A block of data
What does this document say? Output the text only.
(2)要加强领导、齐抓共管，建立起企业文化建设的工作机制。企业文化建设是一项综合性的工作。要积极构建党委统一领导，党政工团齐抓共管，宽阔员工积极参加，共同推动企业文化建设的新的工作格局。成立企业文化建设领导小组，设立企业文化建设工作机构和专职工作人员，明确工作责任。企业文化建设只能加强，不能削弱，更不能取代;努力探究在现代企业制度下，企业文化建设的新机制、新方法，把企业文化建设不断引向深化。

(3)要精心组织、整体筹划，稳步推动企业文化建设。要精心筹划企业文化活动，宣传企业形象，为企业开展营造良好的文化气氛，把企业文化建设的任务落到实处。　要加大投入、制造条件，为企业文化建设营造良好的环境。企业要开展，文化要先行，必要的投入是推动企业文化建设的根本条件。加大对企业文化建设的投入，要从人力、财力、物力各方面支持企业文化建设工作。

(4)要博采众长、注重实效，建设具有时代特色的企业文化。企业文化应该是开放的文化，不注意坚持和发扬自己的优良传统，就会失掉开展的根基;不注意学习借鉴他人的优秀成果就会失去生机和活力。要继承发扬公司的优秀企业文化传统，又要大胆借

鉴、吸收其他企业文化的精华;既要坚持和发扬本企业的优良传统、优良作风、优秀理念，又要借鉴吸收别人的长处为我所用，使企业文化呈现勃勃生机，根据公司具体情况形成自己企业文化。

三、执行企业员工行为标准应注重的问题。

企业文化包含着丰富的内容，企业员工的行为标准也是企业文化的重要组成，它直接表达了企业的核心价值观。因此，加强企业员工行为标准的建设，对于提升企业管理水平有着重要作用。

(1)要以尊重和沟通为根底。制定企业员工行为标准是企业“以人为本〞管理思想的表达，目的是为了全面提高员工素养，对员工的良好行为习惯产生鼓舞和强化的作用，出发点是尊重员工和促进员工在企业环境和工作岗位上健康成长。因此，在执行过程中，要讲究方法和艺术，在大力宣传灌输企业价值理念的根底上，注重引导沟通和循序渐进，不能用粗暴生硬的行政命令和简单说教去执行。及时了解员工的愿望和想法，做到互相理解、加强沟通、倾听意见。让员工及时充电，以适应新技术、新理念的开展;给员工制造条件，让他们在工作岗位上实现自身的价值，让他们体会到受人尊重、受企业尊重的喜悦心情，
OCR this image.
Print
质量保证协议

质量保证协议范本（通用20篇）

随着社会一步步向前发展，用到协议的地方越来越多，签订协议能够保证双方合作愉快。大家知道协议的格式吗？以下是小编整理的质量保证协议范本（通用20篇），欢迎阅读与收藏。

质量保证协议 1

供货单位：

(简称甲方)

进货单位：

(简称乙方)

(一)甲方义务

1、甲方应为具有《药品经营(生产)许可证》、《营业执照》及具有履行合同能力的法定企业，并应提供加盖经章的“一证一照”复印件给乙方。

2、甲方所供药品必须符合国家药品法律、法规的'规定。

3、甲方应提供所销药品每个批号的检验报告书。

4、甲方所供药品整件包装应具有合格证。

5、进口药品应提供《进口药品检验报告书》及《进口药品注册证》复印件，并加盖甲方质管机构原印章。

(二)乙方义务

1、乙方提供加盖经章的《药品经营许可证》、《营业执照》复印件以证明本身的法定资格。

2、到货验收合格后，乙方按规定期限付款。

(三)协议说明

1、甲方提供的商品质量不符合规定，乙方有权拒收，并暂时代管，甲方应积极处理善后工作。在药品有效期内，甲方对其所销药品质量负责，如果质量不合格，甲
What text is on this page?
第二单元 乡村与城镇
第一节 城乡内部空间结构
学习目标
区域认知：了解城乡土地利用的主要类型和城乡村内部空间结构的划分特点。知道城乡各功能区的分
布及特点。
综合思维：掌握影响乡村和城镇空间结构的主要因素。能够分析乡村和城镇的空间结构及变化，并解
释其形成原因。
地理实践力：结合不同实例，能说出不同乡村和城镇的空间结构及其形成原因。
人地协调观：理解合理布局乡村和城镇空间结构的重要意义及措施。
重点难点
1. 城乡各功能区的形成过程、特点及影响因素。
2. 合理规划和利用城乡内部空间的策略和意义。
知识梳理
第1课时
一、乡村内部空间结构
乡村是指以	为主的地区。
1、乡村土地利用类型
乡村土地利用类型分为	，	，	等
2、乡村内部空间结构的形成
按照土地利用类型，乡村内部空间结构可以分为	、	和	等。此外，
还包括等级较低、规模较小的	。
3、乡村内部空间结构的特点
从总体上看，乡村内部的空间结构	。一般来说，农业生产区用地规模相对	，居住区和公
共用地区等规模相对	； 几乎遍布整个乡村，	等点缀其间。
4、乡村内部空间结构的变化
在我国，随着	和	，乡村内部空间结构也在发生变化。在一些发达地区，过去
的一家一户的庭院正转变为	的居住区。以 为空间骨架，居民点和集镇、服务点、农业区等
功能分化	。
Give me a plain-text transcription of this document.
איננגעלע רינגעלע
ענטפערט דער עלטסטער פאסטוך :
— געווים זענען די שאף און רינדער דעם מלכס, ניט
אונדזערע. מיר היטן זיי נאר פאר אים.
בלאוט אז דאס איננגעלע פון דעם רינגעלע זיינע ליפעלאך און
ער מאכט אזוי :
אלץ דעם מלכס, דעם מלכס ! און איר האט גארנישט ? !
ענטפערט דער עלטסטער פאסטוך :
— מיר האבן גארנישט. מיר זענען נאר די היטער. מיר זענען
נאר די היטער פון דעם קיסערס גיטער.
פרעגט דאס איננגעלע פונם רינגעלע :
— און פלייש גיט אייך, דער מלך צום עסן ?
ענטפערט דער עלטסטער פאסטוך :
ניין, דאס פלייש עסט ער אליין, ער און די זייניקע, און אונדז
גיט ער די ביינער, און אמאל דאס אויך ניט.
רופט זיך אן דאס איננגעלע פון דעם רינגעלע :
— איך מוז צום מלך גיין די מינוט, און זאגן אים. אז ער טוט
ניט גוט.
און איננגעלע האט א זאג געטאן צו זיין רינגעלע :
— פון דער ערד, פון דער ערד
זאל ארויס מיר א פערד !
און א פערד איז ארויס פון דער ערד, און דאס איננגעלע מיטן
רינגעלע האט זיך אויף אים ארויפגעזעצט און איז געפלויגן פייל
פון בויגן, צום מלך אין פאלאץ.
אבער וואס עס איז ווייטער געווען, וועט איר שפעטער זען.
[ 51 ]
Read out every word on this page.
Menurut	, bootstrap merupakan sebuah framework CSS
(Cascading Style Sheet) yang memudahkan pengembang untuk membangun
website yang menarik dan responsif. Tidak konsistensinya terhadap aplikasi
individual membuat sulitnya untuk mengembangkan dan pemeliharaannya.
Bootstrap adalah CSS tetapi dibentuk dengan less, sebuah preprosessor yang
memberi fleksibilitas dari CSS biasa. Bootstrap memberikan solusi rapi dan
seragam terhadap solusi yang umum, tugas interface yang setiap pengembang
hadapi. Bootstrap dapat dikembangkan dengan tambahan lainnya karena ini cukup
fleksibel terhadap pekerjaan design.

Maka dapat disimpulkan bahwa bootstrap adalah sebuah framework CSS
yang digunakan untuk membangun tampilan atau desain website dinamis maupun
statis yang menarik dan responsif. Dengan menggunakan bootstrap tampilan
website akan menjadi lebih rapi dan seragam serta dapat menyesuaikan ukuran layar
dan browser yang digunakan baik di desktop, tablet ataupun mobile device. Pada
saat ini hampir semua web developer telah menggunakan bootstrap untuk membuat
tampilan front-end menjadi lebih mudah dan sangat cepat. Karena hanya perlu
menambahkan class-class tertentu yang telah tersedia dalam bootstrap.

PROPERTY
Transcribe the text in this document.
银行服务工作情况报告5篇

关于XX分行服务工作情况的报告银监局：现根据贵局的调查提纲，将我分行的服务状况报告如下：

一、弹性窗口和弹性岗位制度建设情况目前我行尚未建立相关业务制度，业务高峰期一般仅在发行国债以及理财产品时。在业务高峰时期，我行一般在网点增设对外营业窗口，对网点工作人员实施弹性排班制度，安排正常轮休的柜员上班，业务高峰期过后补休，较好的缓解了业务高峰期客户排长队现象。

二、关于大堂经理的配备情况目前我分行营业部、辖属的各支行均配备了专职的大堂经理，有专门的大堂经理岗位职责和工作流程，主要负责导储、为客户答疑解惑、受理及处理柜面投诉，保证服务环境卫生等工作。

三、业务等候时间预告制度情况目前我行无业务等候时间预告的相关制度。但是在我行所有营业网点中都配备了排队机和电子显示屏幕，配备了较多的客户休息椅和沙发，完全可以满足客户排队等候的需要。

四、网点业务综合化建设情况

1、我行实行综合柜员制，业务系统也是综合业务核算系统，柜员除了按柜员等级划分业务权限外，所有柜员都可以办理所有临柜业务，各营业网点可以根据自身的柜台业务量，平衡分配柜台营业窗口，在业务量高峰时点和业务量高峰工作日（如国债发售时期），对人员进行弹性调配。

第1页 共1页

Exercise:
Extract each line holding the word "מלכס" from the records.

Solution to this problem:
— געווים זענען די שאף און רינדער דעם מלכס, ניט
אלץ דעם מלכס, דעם מלכס ! און איר האט גארנישט ? !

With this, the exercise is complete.